Data excerpts:
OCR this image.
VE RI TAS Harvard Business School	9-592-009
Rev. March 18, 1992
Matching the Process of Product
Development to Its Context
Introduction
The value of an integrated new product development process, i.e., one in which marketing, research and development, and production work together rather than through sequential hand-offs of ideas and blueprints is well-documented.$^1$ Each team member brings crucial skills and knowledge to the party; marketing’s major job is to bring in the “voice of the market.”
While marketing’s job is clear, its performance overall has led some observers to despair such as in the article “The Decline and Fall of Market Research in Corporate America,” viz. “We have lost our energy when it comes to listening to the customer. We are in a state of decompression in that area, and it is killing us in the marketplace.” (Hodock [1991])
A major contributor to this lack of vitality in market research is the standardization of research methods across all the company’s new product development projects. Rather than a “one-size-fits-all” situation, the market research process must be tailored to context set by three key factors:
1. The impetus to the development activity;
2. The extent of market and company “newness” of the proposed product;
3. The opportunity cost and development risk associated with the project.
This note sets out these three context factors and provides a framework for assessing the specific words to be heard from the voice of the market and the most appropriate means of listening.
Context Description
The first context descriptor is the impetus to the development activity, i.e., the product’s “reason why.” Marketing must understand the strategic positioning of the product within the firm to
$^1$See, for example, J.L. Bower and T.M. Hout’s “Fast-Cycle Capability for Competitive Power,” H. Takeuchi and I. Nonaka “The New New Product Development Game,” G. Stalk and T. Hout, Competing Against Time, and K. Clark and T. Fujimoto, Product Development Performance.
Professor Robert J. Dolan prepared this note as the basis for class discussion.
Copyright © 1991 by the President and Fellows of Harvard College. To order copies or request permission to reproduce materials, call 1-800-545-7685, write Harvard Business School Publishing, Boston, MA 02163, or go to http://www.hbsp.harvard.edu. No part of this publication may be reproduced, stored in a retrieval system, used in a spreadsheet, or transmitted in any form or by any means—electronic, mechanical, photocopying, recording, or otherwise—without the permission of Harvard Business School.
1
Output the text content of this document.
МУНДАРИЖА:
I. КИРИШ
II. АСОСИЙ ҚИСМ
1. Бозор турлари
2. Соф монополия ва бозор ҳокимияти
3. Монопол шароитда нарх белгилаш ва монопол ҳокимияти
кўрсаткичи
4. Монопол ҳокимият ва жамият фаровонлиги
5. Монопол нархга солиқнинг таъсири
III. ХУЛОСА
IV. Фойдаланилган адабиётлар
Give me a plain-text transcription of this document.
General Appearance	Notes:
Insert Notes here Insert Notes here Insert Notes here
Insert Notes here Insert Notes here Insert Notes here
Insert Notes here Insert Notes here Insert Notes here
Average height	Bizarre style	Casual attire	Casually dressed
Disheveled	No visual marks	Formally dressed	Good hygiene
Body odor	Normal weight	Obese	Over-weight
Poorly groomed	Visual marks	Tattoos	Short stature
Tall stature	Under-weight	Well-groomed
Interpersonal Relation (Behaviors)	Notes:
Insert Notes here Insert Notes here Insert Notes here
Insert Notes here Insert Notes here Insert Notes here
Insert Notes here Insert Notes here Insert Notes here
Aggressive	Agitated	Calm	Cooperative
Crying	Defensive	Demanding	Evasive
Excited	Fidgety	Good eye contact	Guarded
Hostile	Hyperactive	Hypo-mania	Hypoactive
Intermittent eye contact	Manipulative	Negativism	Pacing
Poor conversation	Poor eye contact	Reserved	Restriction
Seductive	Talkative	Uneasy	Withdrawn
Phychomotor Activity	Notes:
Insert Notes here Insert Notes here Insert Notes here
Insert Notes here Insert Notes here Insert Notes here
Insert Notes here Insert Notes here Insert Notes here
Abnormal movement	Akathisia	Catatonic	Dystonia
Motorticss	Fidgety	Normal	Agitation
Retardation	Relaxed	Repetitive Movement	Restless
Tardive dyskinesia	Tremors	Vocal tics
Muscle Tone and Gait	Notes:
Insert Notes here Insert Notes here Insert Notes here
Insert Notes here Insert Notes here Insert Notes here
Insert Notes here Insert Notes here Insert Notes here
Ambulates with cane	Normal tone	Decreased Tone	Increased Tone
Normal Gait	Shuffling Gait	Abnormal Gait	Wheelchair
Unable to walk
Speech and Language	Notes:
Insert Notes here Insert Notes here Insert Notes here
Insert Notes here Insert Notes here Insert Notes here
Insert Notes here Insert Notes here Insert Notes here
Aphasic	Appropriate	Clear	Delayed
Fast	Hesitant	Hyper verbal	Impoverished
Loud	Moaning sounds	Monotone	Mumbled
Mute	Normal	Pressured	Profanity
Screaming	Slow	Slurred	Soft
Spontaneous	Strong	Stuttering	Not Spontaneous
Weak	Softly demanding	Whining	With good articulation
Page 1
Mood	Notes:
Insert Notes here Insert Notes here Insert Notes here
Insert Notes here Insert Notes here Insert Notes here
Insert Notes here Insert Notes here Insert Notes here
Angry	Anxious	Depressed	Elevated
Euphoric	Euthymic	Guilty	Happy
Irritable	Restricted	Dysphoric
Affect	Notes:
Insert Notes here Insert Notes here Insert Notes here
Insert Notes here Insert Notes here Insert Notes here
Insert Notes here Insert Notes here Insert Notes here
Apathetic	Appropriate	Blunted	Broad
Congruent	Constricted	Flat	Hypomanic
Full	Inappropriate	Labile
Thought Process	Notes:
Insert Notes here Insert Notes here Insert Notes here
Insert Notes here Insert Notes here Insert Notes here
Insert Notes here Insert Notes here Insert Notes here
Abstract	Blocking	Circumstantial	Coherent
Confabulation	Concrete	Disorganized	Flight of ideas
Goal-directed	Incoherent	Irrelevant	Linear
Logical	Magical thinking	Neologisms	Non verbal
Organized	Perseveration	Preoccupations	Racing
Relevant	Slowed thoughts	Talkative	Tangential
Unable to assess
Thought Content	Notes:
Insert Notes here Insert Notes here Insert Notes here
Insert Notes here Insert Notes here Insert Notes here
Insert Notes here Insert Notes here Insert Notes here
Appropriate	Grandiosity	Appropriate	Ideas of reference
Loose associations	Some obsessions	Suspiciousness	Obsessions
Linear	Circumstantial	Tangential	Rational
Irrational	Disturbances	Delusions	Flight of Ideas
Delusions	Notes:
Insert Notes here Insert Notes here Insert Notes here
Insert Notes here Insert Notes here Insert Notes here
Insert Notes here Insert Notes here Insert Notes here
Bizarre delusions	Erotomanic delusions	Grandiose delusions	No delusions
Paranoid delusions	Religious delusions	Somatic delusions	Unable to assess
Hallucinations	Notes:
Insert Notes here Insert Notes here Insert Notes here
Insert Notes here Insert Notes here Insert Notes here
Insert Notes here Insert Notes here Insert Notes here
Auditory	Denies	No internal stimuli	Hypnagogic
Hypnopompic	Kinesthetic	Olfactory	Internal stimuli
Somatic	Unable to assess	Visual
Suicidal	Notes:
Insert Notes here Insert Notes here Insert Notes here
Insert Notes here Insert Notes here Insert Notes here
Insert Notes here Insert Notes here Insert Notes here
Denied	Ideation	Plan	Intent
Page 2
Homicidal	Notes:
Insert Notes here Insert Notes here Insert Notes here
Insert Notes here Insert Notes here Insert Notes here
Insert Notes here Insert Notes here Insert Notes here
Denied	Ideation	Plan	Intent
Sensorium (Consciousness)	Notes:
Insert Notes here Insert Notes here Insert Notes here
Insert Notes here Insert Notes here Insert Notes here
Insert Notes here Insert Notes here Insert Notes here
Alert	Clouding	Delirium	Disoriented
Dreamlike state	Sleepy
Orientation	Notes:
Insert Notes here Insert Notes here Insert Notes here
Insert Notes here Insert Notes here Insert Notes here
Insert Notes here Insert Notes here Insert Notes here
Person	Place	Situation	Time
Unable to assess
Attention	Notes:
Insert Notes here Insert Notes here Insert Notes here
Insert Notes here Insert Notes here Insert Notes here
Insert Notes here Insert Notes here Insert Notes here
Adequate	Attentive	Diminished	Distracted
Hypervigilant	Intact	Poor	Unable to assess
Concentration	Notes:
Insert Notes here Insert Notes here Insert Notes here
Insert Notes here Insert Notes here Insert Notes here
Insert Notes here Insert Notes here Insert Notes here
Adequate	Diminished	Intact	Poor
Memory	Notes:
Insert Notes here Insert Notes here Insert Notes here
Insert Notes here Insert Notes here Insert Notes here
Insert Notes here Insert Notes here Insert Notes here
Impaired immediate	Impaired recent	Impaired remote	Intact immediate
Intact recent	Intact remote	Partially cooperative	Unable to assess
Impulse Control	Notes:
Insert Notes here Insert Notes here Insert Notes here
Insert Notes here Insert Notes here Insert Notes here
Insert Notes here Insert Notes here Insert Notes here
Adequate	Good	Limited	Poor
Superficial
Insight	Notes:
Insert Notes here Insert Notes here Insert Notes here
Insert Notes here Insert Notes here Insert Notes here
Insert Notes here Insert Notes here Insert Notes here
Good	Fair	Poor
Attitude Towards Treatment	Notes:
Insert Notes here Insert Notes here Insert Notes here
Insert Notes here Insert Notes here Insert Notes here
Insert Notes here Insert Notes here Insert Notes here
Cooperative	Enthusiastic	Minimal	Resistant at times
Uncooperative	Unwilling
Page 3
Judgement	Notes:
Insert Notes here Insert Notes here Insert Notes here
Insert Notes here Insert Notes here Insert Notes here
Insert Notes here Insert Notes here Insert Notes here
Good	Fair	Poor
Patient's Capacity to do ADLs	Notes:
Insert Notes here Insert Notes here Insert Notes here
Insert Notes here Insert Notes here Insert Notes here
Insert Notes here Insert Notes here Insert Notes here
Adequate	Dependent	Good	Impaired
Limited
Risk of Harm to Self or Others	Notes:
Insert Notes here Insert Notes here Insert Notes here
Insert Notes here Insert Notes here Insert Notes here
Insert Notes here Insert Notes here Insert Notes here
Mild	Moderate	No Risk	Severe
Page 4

Aim: Show all lines above holding "three".

Answer to the problem:
A major contributor to this lack of vitality in market research is the standardization of research methods across all the company’s new product development projects. Rather than a “one-size-fits-all” situation, the market research process must be tailored to context set by three key factors:
This note sets out these three context factors and provides a framework for assessing the specific words to be heard from the voice of the market and the most appropriate means of listening.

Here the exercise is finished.